DIRECTIONS FOR THIS TASK
Without the images, output each record below as it stands.

RECORDED DATA
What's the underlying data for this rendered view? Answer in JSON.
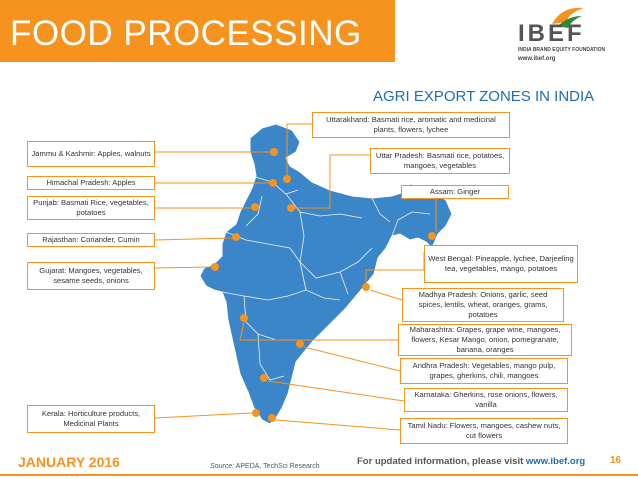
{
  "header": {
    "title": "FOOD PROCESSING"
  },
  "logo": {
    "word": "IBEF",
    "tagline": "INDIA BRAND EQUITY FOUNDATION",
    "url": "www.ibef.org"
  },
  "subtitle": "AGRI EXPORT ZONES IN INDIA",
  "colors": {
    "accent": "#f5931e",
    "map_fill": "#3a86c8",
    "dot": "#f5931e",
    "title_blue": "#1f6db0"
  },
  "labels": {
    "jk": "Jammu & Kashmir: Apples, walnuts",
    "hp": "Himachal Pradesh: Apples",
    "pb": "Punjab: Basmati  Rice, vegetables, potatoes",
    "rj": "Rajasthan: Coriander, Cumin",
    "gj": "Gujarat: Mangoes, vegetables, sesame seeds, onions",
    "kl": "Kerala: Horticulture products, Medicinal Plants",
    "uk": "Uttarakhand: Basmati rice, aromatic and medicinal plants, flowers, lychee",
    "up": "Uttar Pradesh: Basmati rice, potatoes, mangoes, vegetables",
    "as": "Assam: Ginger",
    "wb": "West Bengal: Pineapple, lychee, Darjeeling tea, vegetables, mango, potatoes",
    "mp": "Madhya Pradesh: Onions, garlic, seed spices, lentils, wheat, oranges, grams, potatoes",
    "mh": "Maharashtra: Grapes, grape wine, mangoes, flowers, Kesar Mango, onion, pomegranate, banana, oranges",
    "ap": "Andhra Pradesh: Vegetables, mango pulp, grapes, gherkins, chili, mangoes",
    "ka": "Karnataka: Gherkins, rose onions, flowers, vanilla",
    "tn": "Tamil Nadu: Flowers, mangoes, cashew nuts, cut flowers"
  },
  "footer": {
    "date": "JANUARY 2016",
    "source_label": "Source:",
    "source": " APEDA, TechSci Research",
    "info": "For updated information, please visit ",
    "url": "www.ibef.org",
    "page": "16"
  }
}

CORRECT RESPONSE
What's the underlying data for this rendered view? Answer in JSON.
{
  "header": {
    "title": "FOOD PROCESSING"
  },
  "logo": {
    "word": "IBEF",
    "tagline": "INDIA BRAND EQUITY FOUNDATION",
    "url": "www.ibef.org"
  },
  "subtitle": "AGRI EXPORT ZONES IN INDIA",
  "colors": {
    "accent": "#f5931e",
    "map_fill": "#3a86c8",
    "dot": "#f5931e",
    "title_blue": "#1f6db0"
  },
  "labels": {
    "jk": "Jammu & Kashmir: Apples, walnuts",
    "hp": "Himachal Pradesh: Apples",
    "pb": "Punjab: Basmati  Rice, vegetables, potatoes",
    "rj": "Rajasthan: Coriander, Cumin",
    "gj": "Gujarat: Mangoes, vegetables, sesame seeds, onions",
    "kl": "Kerala: Horticulture products, Medicinal Plants",
    "uk": "Uttarakhand: Basmati rice, aromatic and medicinal plants, flowers, lychee",
    "up": "Uttar Pradesh: Basmati rice, potatoes, mangoes, vegetables",
    "as": "Assam: Ginger",
    "wb": "West Bengal: Pineapple, lychee, Darjeeling tea, vegetables, mango, potatoes",
    "mp": "Madhya Pradesh: Onions, garlic, seed spices, lentils, wheat, oranges, grams, potatoes",
    "mh": "Maharashtra: Grapes, grape wine, mangoes, flowers, Kesar Mango, onion, pomegranate, banana, oranges",
    "ap": "Andhra Pradesh: Vegetables, mango pulp, grapes, gherkins, chili, mangoes",
    "ka": "Karnataka: Gherkins, rose onions, flowers, vanilla",
    "tn": "Tamil Nadu: Flowers, mangoes, cashew nuts, cut flowers"
  },
  "footer": {
    "date": "JANUARY 2016",
    "source_label": "Source:",
    "source": " APEDA, TechSci Research",
    "info": "For updated information, please visit ",
    "url": "www.ibef.org",
    "page": "16"
  }
}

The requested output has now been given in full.